_WRITTEN PROBLEM_. Repeat the entire listing exactly.

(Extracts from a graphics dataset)
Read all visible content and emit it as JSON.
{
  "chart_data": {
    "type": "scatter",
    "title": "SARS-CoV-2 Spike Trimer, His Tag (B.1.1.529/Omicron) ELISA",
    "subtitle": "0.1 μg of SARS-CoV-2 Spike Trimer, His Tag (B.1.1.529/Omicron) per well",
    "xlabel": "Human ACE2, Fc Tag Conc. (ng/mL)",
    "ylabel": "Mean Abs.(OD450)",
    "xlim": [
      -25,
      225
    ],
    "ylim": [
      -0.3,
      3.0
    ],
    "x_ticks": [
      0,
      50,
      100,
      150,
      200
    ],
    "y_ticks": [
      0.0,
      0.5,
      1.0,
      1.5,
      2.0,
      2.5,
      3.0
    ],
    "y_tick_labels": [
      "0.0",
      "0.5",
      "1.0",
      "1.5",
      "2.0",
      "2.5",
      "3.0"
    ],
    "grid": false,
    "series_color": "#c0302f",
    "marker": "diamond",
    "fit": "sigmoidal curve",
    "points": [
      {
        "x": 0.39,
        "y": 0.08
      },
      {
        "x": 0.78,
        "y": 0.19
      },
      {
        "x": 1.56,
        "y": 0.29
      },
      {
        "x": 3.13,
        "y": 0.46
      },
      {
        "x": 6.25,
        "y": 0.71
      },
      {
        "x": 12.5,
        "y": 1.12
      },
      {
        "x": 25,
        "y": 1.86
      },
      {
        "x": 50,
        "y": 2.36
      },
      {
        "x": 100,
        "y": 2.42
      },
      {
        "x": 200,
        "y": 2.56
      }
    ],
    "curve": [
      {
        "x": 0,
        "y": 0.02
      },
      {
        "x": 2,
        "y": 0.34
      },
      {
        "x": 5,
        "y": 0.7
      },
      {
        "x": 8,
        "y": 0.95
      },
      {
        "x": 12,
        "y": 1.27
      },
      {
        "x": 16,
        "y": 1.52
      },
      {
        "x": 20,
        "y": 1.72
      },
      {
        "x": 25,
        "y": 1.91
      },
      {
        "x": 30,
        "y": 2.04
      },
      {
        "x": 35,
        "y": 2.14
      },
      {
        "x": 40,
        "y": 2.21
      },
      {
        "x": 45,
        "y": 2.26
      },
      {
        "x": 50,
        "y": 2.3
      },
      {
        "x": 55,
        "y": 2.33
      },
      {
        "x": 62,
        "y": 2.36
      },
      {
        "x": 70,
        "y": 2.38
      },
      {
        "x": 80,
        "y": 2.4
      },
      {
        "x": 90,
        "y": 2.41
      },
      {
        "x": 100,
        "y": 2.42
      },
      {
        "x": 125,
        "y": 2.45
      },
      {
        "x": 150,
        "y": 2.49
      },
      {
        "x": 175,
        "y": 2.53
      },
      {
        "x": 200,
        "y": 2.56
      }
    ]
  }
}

_RESULT OF THIS EXERCISE_.
Read all visible content and emit it as JSON.
{
  "chart_data": {
    "type": "scatter",
    "title": "SARS-CoV-2 Spike Trimer, His Tag (B.1.1.529/Omicron) ELISA",
    "subtitle": "0.1 μg of SARS-CoV-2 Spike Trimer, His Tag (B.1.1.529/Omicron) per well",
    "xlabel": "Human ACE2, Fc Tag Conc. (ng/mL)",
    "ylabel": "Mean Abs.(OD450)",
    "xlim": [
      -25,
      225
    ],
    "ylim": [
      -0.3,
      3.0
    ],
    "x_ticks": [
      0,
      50,
      100,
      150,
      200
    ],
    "y_ticks": [
      0.0,
      0.5,
      1.0,
      1.5,
      2.0,
      2.5,
      3.0
    ],
    "y_tick_labels": [
      "0.0",
      "0.5",
      "1.0",
      "1.5",
      "2.0",
      "2.5",
      "3.0"
    ],
    "grid": false,
    "series_color": "#c0302f",
    "marker": "diamond",
    "fit": "sigmoidal curve",
    "points": [
      {
        "x": 0.39,
        "y": 0.08
      },
      {
        "x": 0.78,
        "y": 0.19
      },
      {
        "x": 1.56,
        "y": 0.29
      },
      {
        "x": 3.13,
        "y": 0.46
      },
      {
        "x": 6.25,
        "y": 0.71
      },
      {
        "x": 12.5,
        "y": 1.12
      },
      {
        "x": 25,
        "y": 1.86
      },
      {
        "x": 50,
        "y": 2.36
      },
      {
        "x": 100,
        "y": 2.42
      },
      {
        "x": 200,
        "y": 2.56
      }
    ],
    "curve": [
      {
        "x": 0,
        "y": 0.02
      },
      {
        "x": 2,
        "y": 0.34
      },
      {
        "x": 5,
        "y": 0.7
      },
      {
        "x": 8,
        "y": 0.95
      },
      {
        "x": 12,
        "y": 1.27
      },
      {
        "x": 16,
        "y": 1.52
      },
      {
        "x": 20,
        "y": 1.72
      },
      {
        "x": 25,
        "y": 1.91
      },
      {
        "x": 30,
        "y": 2.04
      },
      {
        "x": 35,
        "y": 2.14
      },
      {
        "x": 40,
        "y": 2.21
      },
      {
        "x": 45,
        "y": 2.26
      },
      {
        "x": 50,
        "y": 2.3
      },
      {
        "x": 55,
        "y": 2.33
      },
      {
        "x": 62,
        "y": 2.36
      },
      {
        "x": 70,
        "y": 2.38
      },
      {
        "x": 80,
        "y": 2.4
      },
      {
        "x": 90,
        "y": 2.41
      },
      {
        "x": 100,
        "y": 2.42
      },
      {
        "x": 125,
        "y": 2.45
      },
      {
        "x": 150,
        "y": 2.49
      },
      {
        "x": 175,
        "y": 2.53
      },
      {
        "x": 200,
        "y": 2.56
      }
    ]
  }
}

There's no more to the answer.